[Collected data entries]
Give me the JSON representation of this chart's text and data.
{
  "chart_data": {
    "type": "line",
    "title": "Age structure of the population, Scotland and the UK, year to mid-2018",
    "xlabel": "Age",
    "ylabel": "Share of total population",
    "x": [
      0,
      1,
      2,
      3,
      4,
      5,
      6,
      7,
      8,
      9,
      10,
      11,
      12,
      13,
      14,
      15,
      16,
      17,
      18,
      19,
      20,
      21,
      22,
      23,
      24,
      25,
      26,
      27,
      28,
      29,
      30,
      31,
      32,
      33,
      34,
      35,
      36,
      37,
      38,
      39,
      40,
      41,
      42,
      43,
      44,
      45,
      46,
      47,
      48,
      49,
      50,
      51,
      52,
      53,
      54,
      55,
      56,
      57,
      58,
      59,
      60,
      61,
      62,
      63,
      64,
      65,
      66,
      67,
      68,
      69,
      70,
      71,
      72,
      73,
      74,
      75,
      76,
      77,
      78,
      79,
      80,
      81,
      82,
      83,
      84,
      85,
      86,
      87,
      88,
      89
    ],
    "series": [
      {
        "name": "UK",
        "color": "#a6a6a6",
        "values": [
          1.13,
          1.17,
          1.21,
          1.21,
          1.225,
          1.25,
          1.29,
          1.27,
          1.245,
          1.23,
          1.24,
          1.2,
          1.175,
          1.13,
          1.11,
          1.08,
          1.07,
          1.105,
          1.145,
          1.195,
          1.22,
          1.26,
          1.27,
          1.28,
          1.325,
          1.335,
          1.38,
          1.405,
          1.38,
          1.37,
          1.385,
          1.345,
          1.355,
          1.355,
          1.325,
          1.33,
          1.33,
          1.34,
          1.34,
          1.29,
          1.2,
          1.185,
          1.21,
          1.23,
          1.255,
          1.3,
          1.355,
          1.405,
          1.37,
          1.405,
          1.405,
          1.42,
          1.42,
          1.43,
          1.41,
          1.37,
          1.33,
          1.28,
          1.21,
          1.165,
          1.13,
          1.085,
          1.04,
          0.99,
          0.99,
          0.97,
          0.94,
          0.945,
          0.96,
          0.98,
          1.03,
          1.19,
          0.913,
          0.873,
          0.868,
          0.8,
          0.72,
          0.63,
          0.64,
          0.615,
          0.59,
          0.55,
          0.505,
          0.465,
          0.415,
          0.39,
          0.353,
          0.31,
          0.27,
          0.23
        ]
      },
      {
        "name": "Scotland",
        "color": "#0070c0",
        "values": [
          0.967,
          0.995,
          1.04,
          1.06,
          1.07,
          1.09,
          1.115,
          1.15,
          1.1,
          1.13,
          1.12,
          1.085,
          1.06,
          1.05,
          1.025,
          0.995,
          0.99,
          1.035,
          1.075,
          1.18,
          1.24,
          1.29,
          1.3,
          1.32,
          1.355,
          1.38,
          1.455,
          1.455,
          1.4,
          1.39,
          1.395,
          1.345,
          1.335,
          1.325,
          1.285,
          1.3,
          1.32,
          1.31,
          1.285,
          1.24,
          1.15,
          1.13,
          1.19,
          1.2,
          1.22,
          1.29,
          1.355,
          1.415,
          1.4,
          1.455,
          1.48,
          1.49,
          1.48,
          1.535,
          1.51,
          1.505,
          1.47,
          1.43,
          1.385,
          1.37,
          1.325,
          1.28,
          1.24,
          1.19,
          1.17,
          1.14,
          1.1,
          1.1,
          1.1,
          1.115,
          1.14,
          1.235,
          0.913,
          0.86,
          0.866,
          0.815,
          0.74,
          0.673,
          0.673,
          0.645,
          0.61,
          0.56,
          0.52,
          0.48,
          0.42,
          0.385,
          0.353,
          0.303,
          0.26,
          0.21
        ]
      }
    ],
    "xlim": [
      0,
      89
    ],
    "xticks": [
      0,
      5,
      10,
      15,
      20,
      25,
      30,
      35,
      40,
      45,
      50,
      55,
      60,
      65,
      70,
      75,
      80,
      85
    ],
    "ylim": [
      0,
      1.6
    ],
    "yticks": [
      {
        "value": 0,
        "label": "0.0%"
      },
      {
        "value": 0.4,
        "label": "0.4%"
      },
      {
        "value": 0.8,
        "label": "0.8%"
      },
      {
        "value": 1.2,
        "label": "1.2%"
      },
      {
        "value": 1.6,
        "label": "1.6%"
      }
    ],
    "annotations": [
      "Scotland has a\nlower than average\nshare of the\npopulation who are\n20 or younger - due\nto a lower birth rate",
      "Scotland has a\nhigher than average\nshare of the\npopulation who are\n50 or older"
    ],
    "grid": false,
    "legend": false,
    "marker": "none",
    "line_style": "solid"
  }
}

**Description of the task:** Exactly reproduce the material above.

**Right answer:**
Give me the JSON representation of this chart's text and data.
{
  "chart_data": {
    "type": "line",
    "title": "Age structure of the population, Scotland and the UK, year to mid-2018",
    "xlabel": "Age",
    "ylabel": "Share of total population",
    "x": [
      0,
      1,
      2,
      3,
      4,
      5,
      6,
      7,
      8,
      9,
      10,
      11,
      12,
      13,
      14,
      15,
      16,
      17,
      18,
      19,
      20,
      21,
      22,
      23,
      24,
      25,
      26,
      27,
      28,
      29,
      30,
      31,
      32,
      33,
      34,
      35,
      36,
      37,
      38,
      39,
      40,
      41,
      42,
      43,
      44,
      45,
      46,
      47,
      48,
      49,
      50,
      51,
      52,
      53,
      54,
      55,
      56,
      57,
      58,
      59,
      60,
      61,
      62,
      63,
      64,
      65,
      66,
      67,
      68,
      69,
      70,
      71,
      72,
      73,
      74,
      75,
      76,
      77,
      78,
      79,
      80,
      81,
      82,
      83,
      84,
      85,
      86,
      87,
      88,
      89
    ],
    "series": [
      {
        "name": "UK",
        "color": "#a6a6a6",
        "values": [
          1.13,
          1.17,
          1.21,
          1.21,
          1.225,
          1.25,
          1.29,
          1.27,
          1.245,
          1.23,
          1.24,
          1.2,
          1.175,
          1.13,
          1.11,
          1.08,
          1.07,
          1.105,
          1.145,
          1.195,
          1.22,
          1.26,
          1.27,
          1.28,
          1.325,
          1.335,
          1.38,
          1.405,
          1.38,
          1.37,
          1.385,
          1.345,
          1.355,
          1.355,
          1.325,
          1.33,
          1.33,
          1.34,
          1.34,
          1.29,
          1.2,
          1.185,
          1.21,
          1.23,
          1.255,
          1.3,
          1.355,
          1.405,
          1.37,
          1.405,
          1.405,
          1.42,
          1.42,
          1.43,
          1.41,
          1.37,
          1.33,
          1.28,
          1.21,
          1.165,
          1.13,
          1.085,
          1.04,
          0.99,
          0.99,
          0.97,
          0.94,
          0.945,
          0.96,
          0.98,
          1.03,
          1.19,
          0.913,
          0.873,
          0.868,
          0.8,
          0.72,
          0.63,
          0.64,
          0.615,
          0.59,
          0.55,
          0.505,
          0.465,
          0.415,
          0.39,
          0.353,
          0.31,
          0.27,
          0.23
        ]
      },
      {
        "name": "Scotland",
        "color": "#0070c0",
        "values": [
          0.967,
          0.995,
          1.04,
          1.06,
          1.07,
          1.09,
          1.115,
          1.15,
          1.1,
          1.13,
          1.12,
          1.085,
          1.06,
          1.05,
          1.025,
          0.995,
          0.99,
          1.035,
          1.075,
          1.18,
          1.24,
          1.29,
          1.3,
          1.32,
          1.355,
          1.38,
          1.455,
          1.455,
          1.4,
          1.39,
          1.395,
          1.345,
          1.335,
          1.325,
          1.285,
          1.3,
          1.32,
          1.31,
          1.285,
          1.24,
          1.15,
          1.13,
          1.19,
          1.2,
          1.22,
          1.29,
          1.355,
          1.415,
          1.4,
          1.455,
          1.48,
          1.49,
          1.48,
          1.535,
          1.51,
          1.505,
          1.47,
          1.43,
          1.385,
          1.37,
          1.325,
          1.28,
          1.24,
          1.19,
          1.17,
          1.14,
          1.1,
          1.1,
          1.1,
          1.115,
          1.14,
          1.235,
          0.913,
          0.86,
          0.866,
          0.815,
          0.74,
          0.673,
          0.673,
          0.645,
          0.61,
          0.56,
          0.52,
          0.48,
          0.42,
          0.385,
          0.353,
          0.303,
          0.26,
          0.21
        ]
      }
    ],
    "xlim": [
      0,
      89
    ],
    "xticks": [
      0,
      5,
      10,
      15,
      20,
      25,
      30,
      35,
      40,
      45,
      50,
      55,
      60,
      65,
      70,
      75,
      80,
      85
    ],
    "ylim": [
      0,
      1.6
    ],
    "yticks": [
      {
        "value": 0,
        "label": "0.0%"
      },
      {
        "value": 0.4,
        "label": "0.4%"
      },
      {
        "value": 0.8,
        "label": "0.8%"
      },
      {
        "value": 1.2,
        "label": "1.2%"
      },
      {
        "value": 1.6,
        "label": "1.6%"
      }
    ],
    "annotations": [
      "Scotland has a\nlower than average\nshare of the\npopulation who are\n20 or younger - due\nto a lower birth rate",
      "Scotland has a\nhigher than average\nshare of the\npopulation who are\n50 or older"
    ],
    "grid": false,
    "legend": false,
    "marker": "none",
    "line_style": "solid"
  }
}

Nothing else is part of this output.